PASSAGE SHOWN →
☆ ☆ ☆ ☆

I also have to ask, the same as MugaSofer, could you explain how The God Delusion obliterated your faith? It seemed largely irrelevent to me.

Comment author: atomliner 14 April 2013 09:39:18AM *  2 points [-]

I have visited mormonsandgays.org. That came out very recently. It seems that the LDS Church is now backing off of their crusade against homosexuality and same-sex marriage. In the middle of the last decade, though, I can assure you what I was taught in church and in my family was that civilizations owed their stability to the prevalence of traditional marriages. I was told that Sodom and Gomorrah were destroyed because homosexuality was not being penalized and because of the same crime the Roman Empire collapsed. It is possible that these teachings, while not official doctrine, were inspired by the last two paragraphs of the LDS Church's 1995 proclamation The Family. In the second to last paragraph it says:

... we warn that the disintegration of the family will bring upon individuals, communities, and nations the calamities foretold by ancient and modern prophets. LINK

I have a strong feeling my interpretation of this doctrine is also held by most active believing American Mormons, having lived among them my entire life.

☆ ☆ ☆ ☆

DATA →
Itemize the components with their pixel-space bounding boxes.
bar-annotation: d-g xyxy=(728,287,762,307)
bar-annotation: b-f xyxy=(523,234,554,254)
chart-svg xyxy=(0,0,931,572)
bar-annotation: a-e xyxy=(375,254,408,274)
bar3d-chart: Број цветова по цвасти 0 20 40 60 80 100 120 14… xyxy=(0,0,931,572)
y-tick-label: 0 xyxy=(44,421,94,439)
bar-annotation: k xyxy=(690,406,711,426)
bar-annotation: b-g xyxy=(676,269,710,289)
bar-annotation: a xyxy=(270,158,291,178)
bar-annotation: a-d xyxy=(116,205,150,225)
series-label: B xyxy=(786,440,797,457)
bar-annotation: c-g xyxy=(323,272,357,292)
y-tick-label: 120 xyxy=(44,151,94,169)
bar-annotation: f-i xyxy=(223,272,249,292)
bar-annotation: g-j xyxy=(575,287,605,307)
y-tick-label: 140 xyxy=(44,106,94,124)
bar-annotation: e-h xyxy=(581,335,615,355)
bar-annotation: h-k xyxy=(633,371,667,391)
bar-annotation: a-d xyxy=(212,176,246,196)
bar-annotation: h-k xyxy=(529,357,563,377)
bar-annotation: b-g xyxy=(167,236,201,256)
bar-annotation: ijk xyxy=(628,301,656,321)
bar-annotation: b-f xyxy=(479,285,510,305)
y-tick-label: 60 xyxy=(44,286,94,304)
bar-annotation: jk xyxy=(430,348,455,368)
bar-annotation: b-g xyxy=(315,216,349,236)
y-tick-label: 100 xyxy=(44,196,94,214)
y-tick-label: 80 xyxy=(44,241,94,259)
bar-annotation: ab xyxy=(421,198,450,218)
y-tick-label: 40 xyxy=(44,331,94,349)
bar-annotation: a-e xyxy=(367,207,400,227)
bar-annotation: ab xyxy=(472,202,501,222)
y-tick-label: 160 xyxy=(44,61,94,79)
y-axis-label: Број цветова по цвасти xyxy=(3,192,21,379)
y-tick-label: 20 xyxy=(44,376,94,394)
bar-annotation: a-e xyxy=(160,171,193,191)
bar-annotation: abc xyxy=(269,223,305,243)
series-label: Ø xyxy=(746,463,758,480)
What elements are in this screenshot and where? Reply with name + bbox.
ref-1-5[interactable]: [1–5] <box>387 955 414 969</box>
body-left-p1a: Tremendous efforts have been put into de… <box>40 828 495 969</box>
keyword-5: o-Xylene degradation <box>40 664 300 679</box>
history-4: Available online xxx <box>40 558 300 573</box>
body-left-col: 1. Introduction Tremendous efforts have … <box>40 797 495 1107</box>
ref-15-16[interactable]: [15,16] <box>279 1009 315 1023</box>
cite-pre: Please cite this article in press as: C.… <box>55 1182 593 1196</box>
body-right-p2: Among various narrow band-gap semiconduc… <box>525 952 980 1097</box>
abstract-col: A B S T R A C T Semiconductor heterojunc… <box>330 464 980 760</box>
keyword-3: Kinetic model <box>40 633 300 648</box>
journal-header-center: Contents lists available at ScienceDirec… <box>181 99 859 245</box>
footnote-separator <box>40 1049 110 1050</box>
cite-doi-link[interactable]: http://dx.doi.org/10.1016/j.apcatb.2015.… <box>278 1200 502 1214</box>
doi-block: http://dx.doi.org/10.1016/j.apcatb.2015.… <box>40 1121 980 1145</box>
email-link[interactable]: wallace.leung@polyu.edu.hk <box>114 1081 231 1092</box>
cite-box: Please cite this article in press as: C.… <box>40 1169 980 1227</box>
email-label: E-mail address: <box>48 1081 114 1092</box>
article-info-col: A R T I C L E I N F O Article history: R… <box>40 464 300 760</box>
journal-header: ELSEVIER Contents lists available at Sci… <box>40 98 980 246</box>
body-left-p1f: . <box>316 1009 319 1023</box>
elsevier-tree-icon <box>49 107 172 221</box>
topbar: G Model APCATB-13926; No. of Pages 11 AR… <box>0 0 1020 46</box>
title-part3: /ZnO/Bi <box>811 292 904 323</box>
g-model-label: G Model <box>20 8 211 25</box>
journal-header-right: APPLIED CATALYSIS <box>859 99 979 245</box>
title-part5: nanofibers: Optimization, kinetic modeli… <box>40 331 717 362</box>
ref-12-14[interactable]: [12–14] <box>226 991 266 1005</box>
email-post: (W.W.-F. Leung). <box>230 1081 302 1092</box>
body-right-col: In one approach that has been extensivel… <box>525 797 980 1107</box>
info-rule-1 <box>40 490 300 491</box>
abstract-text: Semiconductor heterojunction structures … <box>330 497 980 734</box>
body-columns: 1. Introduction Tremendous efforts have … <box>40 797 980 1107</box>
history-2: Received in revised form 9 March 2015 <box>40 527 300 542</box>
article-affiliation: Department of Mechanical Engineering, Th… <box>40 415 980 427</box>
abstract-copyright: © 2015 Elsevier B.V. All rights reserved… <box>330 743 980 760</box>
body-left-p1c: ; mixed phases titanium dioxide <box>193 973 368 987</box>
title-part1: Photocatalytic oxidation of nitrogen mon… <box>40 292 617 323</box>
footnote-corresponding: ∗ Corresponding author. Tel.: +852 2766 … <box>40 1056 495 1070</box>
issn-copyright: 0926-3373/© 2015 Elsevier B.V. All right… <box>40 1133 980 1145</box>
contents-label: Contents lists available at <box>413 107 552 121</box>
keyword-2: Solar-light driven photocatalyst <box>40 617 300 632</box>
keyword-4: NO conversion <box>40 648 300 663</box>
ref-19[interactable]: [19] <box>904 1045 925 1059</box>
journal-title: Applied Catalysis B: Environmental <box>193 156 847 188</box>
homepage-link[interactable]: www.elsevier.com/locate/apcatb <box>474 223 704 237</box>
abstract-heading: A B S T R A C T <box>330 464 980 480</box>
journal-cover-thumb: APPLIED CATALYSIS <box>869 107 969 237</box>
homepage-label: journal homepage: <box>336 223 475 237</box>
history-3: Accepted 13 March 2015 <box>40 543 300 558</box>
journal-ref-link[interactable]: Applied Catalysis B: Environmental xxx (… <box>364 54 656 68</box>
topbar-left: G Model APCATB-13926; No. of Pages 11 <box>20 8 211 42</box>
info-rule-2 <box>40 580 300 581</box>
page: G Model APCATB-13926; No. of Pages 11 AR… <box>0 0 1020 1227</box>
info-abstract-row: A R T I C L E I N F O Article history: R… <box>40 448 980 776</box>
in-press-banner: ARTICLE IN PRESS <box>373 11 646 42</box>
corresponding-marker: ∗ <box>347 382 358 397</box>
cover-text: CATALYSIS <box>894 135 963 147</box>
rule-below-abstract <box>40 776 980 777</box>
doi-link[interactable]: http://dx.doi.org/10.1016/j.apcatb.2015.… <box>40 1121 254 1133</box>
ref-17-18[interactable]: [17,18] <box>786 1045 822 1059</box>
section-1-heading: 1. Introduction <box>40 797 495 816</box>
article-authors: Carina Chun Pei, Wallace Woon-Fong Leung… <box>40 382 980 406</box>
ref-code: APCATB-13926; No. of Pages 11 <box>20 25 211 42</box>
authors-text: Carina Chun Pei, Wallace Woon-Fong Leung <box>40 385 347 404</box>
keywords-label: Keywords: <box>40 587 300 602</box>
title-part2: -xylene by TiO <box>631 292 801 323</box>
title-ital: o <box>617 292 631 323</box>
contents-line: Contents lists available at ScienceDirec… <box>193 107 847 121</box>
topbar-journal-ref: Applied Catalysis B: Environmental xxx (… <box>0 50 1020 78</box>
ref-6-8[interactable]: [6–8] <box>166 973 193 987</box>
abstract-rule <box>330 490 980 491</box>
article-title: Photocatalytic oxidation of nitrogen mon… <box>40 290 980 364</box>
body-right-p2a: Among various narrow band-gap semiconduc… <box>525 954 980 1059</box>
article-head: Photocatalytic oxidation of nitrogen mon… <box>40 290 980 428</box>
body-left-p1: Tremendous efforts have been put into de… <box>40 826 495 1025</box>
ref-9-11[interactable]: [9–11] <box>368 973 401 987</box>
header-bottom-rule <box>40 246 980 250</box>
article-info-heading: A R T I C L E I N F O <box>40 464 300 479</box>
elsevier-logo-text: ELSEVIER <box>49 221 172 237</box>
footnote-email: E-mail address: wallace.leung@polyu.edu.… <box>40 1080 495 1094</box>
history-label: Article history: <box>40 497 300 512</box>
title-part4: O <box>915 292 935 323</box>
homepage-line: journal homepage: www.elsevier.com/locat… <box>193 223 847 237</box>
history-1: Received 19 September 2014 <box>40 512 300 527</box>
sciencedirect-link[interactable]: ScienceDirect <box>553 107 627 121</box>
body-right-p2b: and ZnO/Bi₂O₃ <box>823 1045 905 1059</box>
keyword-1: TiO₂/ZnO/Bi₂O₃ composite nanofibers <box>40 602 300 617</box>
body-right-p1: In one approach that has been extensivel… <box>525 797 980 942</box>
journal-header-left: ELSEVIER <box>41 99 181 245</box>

☆ ☆ ☆ ☆

YOUR OBJECTIVE → Reproduce the comment above word for word, from "I have a strong" up to and including "my entire life.".

EXERCISE OUTPUT →
I have a strong feeling my interpretation of this doctrine is also held by most active believing American Mormons, having lived among them my entire life.